● **Task brief**
Extract the full set of records, then give each one again exactly.

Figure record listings
_ _ _ _
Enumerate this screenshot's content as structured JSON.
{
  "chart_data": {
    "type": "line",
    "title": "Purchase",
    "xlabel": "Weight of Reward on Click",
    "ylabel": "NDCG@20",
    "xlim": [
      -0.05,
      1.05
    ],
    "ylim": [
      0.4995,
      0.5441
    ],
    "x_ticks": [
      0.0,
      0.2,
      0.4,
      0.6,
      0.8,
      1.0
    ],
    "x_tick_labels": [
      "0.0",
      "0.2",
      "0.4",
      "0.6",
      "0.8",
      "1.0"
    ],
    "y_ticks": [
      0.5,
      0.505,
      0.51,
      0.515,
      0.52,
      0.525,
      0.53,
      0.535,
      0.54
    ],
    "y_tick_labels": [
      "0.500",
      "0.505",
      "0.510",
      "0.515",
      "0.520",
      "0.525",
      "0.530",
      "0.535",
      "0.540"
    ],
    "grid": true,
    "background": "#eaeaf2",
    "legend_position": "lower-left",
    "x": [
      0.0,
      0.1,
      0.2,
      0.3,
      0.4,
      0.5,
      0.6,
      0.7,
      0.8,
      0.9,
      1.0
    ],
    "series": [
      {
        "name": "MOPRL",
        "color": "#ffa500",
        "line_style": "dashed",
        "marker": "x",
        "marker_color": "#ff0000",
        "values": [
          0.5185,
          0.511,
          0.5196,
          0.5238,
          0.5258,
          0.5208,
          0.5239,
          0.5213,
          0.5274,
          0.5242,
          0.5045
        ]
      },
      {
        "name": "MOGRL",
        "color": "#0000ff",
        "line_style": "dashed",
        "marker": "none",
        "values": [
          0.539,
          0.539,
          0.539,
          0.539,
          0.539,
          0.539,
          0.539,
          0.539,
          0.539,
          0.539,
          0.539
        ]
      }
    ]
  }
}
_ _ _ _
● **Result of this task**
Enumerate this screenshot's content as structured JSON.
{
  "chart_data": {
    "type": "line",
    "title": "Purchase",
    "xlabel": "Weight of Reward on Click",
    "ylabel": "NDCG@20",
    "xlim": [
      -0.05,
      1.05
    ],
    "ylim": [
      0.4995,
      0.5441
    ],
    "x_ticks": [
      0.0,
      0.2,
      0.4,
      0.6,
      0.8,
      1.0
    ],
    "x_tick_labels": [
      "0.0",
      "0.2",
      "0.4",
      "0.6",
      "0.8",
      "1.0"
    ],
    "y_ticks": [
      0.5,
      0.505,
      0.51,
      0.515,
      0.52,
      0.525,
      0.53,
      0.535,
      0.54
    ],
    "y_tick_labels": [
      "0.500",
      "0.505",
      "0.510",
      "0.515",
      "0.520",
      "0.525",
      "0.530",
      "0.535",
      "0.540"
    ],
    "grid": true,
    "background": "#eaeaf2",
    "legend_position": "lower-left",
    "x": [
      0.0,
      0.1,
      0.2,
      0.3,
      0.4,
      0.5,
      0.6,
      0.7,
      0.8,
      0.9,
      1.0
    ],
    "series": [
      {
        "name": "MOPRL",
        "color": "#ffa500",
        "line_style": "dashed",
        "marker": "x",
        "marker_color": "#ff0000",
        "values": [
          0.5185,
          0.511,
          0.5196,
          0.5238,
          0.5258,
          0.5208,
          0.5239,
          0.5213,
          0.5274,
          0.5242,
          0.5045
        ]
      },
      {
        "name": "MOGRL",
        "color": "#0000ff",
        "line_style": "dashed",
        "marker": "none",
        "values": [
          0.539,
          0.539,
          0.539,
          0.539,
          0.539,
          0.539,
          0.539,
          0.539,
          0.539,
          0.539,
          0.539
        ]
      }
    ]
  }
}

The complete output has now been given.